**TASK DETAILS**
Copy down all of the data underneath, exactly as shown.

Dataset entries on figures

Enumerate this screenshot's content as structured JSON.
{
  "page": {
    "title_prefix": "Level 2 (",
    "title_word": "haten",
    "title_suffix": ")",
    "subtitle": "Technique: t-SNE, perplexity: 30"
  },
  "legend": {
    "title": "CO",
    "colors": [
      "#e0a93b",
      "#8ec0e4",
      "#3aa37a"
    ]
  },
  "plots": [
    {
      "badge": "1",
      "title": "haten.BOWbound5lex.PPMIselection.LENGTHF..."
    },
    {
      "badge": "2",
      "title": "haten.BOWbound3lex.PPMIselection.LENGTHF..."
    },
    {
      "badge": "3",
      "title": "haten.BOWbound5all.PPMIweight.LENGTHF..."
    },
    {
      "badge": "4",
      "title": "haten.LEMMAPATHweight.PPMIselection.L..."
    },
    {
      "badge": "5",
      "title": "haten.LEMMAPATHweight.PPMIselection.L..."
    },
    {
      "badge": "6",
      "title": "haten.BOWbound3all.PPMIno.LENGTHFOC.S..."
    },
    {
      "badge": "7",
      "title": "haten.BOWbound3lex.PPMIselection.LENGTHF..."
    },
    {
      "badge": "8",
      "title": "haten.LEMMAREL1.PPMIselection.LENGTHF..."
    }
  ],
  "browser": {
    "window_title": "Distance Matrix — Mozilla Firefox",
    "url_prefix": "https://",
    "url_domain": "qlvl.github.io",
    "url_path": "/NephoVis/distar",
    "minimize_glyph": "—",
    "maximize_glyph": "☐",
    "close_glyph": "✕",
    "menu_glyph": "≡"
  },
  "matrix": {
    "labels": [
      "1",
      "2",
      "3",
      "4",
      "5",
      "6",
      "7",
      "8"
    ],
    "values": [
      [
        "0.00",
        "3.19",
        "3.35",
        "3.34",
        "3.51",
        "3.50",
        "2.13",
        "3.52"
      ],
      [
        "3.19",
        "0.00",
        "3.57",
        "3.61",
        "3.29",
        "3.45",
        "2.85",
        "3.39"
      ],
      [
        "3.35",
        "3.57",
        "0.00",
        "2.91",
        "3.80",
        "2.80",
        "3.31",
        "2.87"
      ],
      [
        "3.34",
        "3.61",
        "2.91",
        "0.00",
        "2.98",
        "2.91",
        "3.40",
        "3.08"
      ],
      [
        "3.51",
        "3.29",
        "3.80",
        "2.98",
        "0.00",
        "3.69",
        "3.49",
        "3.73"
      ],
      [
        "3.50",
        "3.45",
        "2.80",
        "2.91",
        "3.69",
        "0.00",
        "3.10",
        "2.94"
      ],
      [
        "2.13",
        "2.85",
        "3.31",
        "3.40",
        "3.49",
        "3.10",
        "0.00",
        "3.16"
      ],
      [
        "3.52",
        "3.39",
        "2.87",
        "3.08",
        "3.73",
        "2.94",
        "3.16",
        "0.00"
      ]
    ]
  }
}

**SOLUTION TO THE EXERCISE**
Enumerate this screenshot's content as structured JSON.
{
  "page": {
    "title_prefix": "Level 2 (",
    "title_word": "haten",
    "title_suffix": ")",
    "subtitle": "Technique: t-SNE, perplexity: 30"
  },
  "legend": {
    "title": "CO",
    "colors": [
      "#e0a93b",
      "#8ec0e4",
      "#3aa37a"
    ]
  },
  "plots": [
    {
      "badge": "1",
      "title": "haten.BOWbound5lex.PPMIselection.LENGTHF..."
    },
    {
      "badge": "2",
      "title": "haten.BOWbound3lex.PPMIselection.LENGTHF..."
    },
    {
      "badge": "3",
      "title": "haten.BOWbound5all.PPMIweight.LENGTHF..."
    },
    {
      "badge": "4",
      "title": "haten.LEMMAPATHweight.PPMIselection.L..."
    },
    {
      "badge": "5",
      "title": "haten.LEMMAPATHweight.PPMIselection.L..."
    },
    {
      "badge": "6",
      "title": "haten.BOWbound3all.PPMIno.LENGTHFOC.S..."
    },
    {
      "badge": "7",
      "title": "haten.BOWbound3lex.PPMIselection.LENGTHF..."
    },
    {
      "badge": "8",
      "title": "haten.LEMMAREL1.PPMIselection.LENGTHF..."
    }
  ],
  "browser": {
    "window_title": "Distance Matrix — Mozilla Firefox",
    "url_prefix": "https://",
    "url_domain": "qlvl.github.io",
    "url_path": "/NephoVis/distar",
    "minimize_glyph": "—",
    "maximize_glyph": "☐",
    "close_glyph": "✕",
    "menu_glyph": "≡"
  },
  "matrix": {
    "labels": [
      "1",
      "2",
      "3",
      "4",
      "5",
      "6",
      "7",
      "8"
    ],
    "values": [
      [
        "0.00",
        "3.19",
        "3.35",
        "3.34",
        "3.51",
        "3.50",
        "2.13",
        "3.52"
      ],
      [
        "3.19",
        "0.00",
        "3.57",
        "3.61",
        "3.29",
        "3.45",
        "2.85",
        "3.39"
      ],
      [
        "3.35",
        "3.57",
        "0.00",
        "2.91",
        "3.80",
        "2.80",
        "3.31",
        "2.87"
      ],
      [
        "3.34",
        "3.61",
        "2.91",
        "0.00",
        "2.98",
        "2.91",
        "3.40",
        "3.08"
      ],
      [
        "3.51",
        "3.29",
        "3.80",
        "2.98",
        "0.00",
        "3.69",
        "3.49",
        "3.73"
      ],
      [
        "3.50",
        "3.45",
        "2.80",
        "2.91",
        "3.69",
        "0.00",
        "3.10",
        "2.94"
      ],
      [
        "2.13",
        "2.85",
        "3.31",
        "3.40",
        "3.49",
        "3.10",
        "0.00",
        "3.16"
      ],
      [
        "3.52",
        "3.39",
        "2.87",
        "3.08",
        "3.73",
        "2.94",
        "3.16",
        "0.00"
      ]
    ]
  }
}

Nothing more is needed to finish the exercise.